● **Prompt**: Copy every line that mentions the word "Etagenheizung".

● **Dataset records**:
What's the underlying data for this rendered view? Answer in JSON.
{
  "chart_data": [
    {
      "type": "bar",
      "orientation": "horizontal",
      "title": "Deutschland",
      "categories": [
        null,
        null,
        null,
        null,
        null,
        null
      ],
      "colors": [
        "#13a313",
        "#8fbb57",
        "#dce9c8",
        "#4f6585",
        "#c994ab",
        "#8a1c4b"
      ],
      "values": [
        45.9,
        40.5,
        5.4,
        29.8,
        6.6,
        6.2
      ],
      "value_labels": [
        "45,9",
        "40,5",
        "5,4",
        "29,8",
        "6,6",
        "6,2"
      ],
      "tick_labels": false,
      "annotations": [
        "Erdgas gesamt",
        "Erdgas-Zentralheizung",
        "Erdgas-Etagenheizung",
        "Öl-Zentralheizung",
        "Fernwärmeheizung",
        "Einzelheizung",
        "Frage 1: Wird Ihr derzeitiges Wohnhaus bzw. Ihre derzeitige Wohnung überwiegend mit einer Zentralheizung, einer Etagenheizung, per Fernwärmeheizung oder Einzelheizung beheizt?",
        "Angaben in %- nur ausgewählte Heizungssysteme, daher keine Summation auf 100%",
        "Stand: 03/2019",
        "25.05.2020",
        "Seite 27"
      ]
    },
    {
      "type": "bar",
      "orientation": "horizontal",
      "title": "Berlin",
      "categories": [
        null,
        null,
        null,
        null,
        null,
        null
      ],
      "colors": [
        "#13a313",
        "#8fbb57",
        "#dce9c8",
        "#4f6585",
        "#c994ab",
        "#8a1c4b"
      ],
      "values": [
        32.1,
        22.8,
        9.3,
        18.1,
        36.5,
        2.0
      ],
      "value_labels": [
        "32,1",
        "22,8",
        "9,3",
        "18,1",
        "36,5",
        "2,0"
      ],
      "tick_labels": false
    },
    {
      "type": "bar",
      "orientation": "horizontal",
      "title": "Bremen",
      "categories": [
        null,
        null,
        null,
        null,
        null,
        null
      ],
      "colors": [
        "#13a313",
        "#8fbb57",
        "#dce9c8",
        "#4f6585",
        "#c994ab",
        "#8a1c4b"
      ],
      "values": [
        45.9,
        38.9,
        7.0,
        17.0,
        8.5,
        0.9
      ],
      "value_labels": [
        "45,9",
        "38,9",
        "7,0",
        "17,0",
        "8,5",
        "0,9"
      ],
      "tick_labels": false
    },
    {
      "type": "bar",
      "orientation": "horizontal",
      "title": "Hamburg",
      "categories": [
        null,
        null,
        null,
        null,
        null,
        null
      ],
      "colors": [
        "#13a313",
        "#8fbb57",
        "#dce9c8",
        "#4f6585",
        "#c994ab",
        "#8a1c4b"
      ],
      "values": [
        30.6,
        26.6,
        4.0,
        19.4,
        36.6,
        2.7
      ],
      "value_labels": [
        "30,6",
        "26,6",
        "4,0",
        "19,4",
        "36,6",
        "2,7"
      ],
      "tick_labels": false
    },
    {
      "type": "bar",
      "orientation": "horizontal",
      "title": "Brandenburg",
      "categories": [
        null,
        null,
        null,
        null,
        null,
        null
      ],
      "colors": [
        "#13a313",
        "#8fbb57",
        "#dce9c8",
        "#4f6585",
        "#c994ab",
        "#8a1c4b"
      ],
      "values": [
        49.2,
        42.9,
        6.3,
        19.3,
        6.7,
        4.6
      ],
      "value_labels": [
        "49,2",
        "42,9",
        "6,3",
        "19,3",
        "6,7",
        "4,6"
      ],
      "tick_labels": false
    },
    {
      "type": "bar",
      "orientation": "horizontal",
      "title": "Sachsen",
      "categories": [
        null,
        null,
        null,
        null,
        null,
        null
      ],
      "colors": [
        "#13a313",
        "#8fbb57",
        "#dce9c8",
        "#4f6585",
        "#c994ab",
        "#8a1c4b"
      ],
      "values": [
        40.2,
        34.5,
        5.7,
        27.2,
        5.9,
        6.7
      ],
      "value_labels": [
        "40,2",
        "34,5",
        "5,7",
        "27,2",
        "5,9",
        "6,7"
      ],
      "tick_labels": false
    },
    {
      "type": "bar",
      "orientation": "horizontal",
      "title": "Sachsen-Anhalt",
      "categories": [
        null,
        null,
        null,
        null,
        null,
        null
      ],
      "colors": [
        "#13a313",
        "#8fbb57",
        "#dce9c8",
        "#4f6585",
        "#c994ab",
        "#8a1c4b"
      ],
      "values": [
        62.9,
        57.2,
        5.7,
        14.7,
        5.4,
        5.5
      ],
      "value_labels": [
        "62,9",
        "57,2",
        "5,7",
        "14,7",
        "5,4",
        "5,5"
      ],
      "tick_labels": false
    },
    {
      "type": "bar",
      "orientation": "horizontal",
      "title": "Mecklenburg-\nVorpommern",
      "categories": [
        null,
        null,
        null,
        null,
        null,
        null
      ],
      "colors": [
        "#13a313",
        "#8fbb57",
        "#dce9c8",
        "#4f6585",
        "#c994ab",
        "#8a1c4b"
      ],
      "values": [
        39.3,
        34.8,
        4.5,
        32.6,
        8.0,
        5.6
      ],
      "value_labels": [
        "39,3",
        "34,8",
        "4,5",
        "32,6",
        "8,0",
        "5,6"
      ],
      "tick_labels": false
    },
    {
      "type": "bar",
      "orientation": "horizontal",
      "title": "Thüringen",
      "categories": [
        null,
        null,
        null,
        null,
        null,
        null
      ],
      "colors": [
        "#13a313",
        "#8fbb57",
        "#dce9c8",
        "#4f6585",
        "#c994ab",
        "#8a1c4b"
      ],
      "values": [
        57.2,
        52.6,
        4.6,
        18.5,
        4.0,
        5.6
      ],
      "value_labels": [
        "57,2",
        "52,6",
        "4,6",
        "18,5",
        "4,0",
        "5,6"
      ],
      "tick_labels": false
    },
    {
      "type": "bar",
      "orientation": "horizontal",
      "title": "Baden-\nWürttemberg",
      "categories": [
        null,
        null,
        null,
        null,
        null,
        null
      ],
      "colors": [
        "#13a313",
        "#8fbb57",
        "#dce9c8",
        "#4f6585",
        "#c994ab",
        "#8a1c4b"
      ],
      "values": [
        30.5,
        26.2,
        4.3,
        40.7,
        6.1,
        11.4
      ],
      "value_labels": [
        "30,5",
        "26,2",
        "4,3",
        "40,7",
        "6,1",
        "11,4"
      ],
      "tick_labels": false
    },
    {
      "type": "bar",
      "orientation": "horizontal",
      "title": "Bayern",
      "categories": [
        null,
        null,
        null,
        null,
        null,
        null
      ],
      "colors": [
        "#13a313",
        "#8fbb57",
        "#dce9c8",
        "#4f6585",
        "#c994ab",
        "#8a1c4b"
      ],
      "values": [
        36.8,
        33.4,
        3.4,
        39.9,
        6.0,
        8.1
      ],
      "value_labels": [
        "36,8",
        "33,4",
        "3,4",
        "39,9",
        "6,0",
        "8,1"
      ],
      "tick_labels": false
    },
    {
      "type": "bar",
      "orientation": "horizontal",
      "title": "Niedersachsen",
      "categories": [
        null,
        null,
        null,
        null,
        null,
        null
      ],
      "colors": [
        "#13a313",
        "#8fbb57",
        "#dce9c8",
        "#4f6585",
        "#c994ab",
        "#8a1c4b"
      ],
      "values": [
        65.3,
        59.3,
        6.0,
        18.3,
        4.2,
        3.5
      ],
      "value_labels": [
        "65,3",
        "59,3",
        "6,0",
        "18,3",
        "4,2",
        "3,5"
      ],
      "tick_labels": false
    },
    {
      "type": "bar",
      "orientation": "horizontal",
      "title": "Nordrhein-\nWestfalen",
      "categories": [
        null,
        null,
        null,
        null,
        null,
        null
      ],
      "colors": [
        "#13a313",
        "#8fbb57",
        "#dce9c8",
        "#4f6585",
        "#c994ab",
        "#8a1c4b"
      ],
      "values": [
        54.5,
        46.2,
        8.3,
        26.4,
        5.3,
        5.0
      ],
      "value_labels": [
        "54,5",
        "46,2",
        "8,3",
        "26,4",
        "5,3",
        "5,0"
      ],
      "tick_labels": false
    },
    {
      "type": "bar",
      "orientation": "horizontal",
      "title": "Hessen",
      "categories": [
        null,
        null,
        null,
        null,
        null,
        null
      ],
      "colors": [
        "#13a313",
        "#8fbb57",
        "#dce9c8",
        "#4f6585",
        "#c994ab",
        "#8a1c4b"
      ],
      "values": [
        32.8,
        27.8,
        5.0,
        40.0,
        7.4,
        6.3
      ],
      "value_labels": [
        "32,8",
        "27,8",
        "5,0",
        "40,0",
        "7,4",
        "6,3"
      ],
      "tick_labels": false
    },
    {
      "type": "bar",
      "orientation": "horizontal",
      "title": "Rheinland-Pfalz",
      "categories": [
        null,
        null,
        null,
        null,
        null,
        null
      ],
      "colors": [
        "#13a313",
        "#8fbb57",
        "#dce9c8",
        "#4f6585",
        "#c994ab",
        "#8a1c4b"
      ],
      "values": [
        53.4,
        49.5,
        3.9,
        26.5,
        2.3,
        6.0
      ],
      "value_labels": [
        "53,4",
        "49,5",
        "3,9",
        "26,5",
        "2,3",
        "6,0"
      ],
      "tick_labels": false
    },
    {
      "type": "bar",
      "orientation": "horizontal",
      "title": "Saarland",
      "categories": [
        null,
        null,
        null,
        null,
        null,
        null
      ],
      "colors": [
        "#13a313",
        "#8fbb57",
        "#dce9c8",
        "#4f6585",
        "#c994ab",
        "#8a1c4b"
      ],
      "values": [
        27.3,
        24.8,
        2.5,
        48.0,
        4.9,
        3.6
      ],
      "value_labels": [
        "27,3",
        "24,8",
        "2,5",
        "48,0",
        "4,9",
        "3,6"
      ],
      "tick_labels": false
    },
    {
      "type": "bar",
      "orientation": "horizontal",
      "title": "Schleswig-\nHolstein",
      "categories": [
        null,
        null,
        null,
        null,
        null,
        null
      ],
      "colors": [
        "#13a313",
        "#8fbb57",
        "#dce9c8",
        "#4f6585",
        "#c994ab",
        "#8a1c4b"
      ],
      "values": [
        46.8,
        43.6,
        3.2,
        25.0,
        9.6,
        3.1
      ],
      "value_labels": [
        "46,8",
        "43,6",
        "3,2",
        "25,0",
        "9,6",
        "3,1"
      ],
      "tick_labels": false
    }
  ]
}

● **Task response**:
        "Erdgas-Etagenheizung",
        "Frage 1: Wird Ihr derzeitiges Wohnhaus bzw. Ihre derzeitige Wohnung überwiegend mit einer Zentralheizung, einer Etagenheizung, per Fernwärmeheizung oder Einzelheizung beheizt?",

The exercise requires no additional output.